• **What this task involves**: With the pictures omitted, write out the entries that follow exactly as they stand.

— start Material for the task —

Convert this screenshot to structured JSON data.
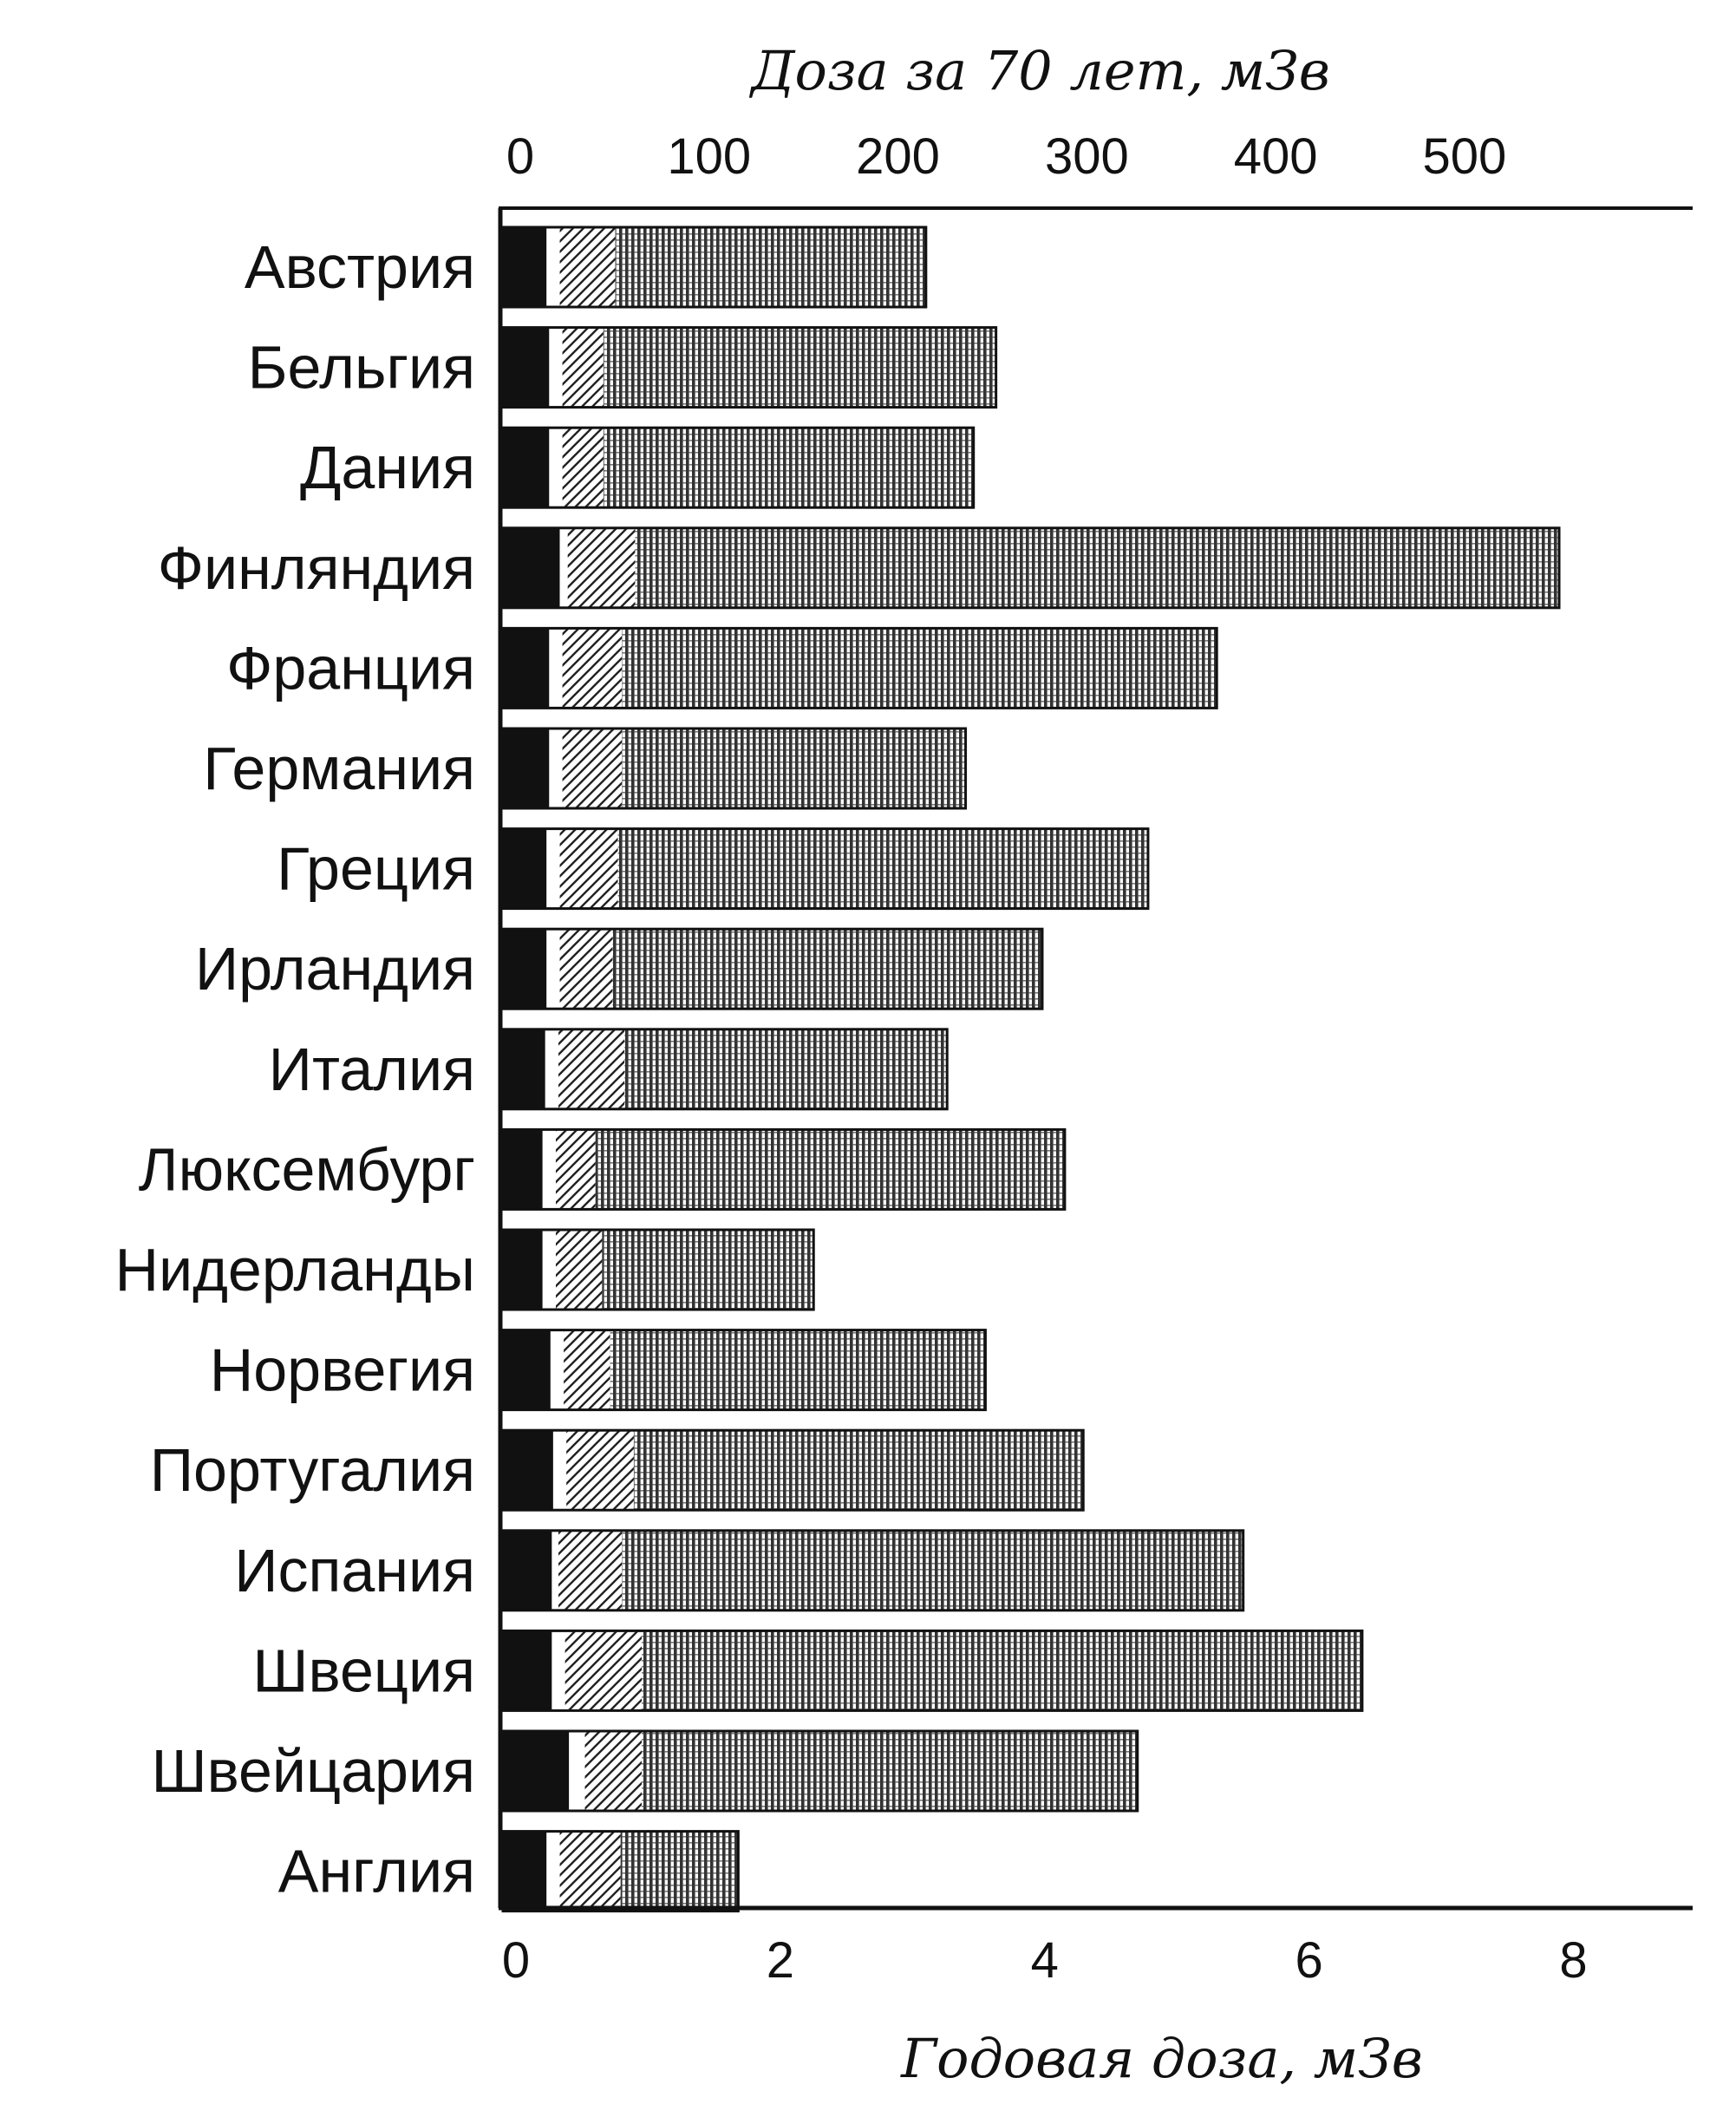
{
  "chart_data": {
    "type": "bar",
    "stacked": true,
    "orientation": "horizontal",
    "title": "",
    "xlabel": "Годовая доза, мЗв",
    "x2label": "Доза за 70 лет, мЗв",
    "ylabel": "",
    "xlim": [
      0,
      9
    ],
    "x2lim": [
      0,
      630
    ],
    "xticks": [
      "0",
      "2",
      "4",
      "6",
      "8"
    ],
    "x2ticks": [
      "0",
      "100",
      "200",
      "300",
      "400",
      "500"
    ],
    "categories": [
      "Австрия",
      "Бельгия",
      "Дания",
      "Финляндия",
      "Франция",
      "Германия",
      "Греция",
      "Ирландия",
      "Италия",
      "Люксембург",
      "Нидерланды",
      "Норвегия",
      "Португалия",
      "Испания",
      "Швеция",
      "Швейцария",
      "Англия"
    ],
    "series": [
      {
        "pattern": "solid-black",
        "values": [
          0.33,
          0.35,
          0.35,
          0.43,
          0.35,
          0.35,
          0.33,
          0.33,
          0.32,
          0.3,
          0.3,
          0.36,
          0.38,
          0.37,
          0.37,
          0.5,
          0.33
        ]
      },
      {
        "pattern": "white",
        "values": [
          0.1,
          0.1,
          0.1,
          0.06,
          0.1,
          0.1,
          0.1,
          0.1,
          0.1,
          0.1,
          0.1,
          0.1,
          0.1,
          0.05,
          0.1,
          0.12,
          0.1
        ]
      },
      {
        "pattern": "diagonal-hatch",
        "values": [
          0.42,
          0.31,
          0.31,
          0.51,
          0.45,
          0.45,
          0.44,
          0.4,
          0.5,
          0.3,
          0.35,
          0.35,
          0.51,
          0.48,
          0.58,
          0.43,
          0.46
        ]
      },
      {
        "pattern": "dense-vertical",
        "values": [
          2.35,
          2.97,
          2.8,
          6.99,
          4.5,
          2.6,
          4.01,
          3.25,
          2.44,
          3.55,
          1.6,
          2.84,
          3.4,
          4.7,
          5.45,
          3.75,
          0.89
        ]
      }
    ]
  }
}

— end Material for the task —

• **Complete output**:
Convert this screenshot to structured JSON data.
{
  "chart_data": {
    "type": "bar",
    "stacked": true,
    "orientation": "horizontal",
    "title": "",
    "xlabel": "Годовая доза, мЗв",
    "x2label": "Доза за 70 лет, мЗв",
    "ylabel": "",
    "xlim": [
      0,
      9
    ],
    "x2lim": [
      0,
      630
    ],
    "xticks": [
      "0",
      "2",
      "4",
      "6",
      "8"
    ],
    "x2ticks": [
      "0",
      "100",
      "200",
      "300",
      "400",
      "500"
    ],
    "categories": [
      "Австрия",
      "Бельгия",
      "Дания",
      "Финляндия",
      "Франция",
      "Германия",
      "Греция",
      "Ирландия",
      "Италия",
      "Люксембург",
      "Нидерланды",
      "Норвегия",
      "Португалия",
      "Испания",
      "Швеция",
      "Швейцария",
      "Англия"
    ],
    "series": [
      {
        "pattern": "solid-black",
        "values": [
          0.33,
          0.35,
          0.35,
          0.43,
          0.35,
          0.35,
          0.33,
          0.33,
          0.32,
          0.3,
          0.3,
          0.36,
          0.38,
          0.37,
          0.37,
          0.5,
          0.33
        ]
      },
      {
        "pattern": "white",
        "values": [
          0.1,
          0.1,
          0.1,
          0.06,
          0.1,
          0.1,
          0.1,
          0.1,
          0.1,
          0.1,
          0.1,
          0.1,
          0.1,
          0.05,
          0.1,
          0.12,
          0.1
        ]
      },
      {
        "pattern": "diagonal-hatch",
        "values": [
          0.42,
          0.31,
          0.31,
          0.51,
          0.45,
          0.45,
          0.44,
          0.4,
          0.5,
          0.3,
          0.35,
          0.35,
          0.51,
          0.48,
          0.58,
          0.43,
          0.46
        ]
      },
      {
        "pattern": "dense-vertical",
        "values": [
          2.35,
          2.97,
          2.8,
          6.99,
          4.5,
          2.6,
          4.01,
          3.25,
          2.44,
          3.55,
          1.6,
          2.84,
          3.4,
          4.7,
          5.45,
          3.75,
          0.89
        ]
      }
    ]
  }
}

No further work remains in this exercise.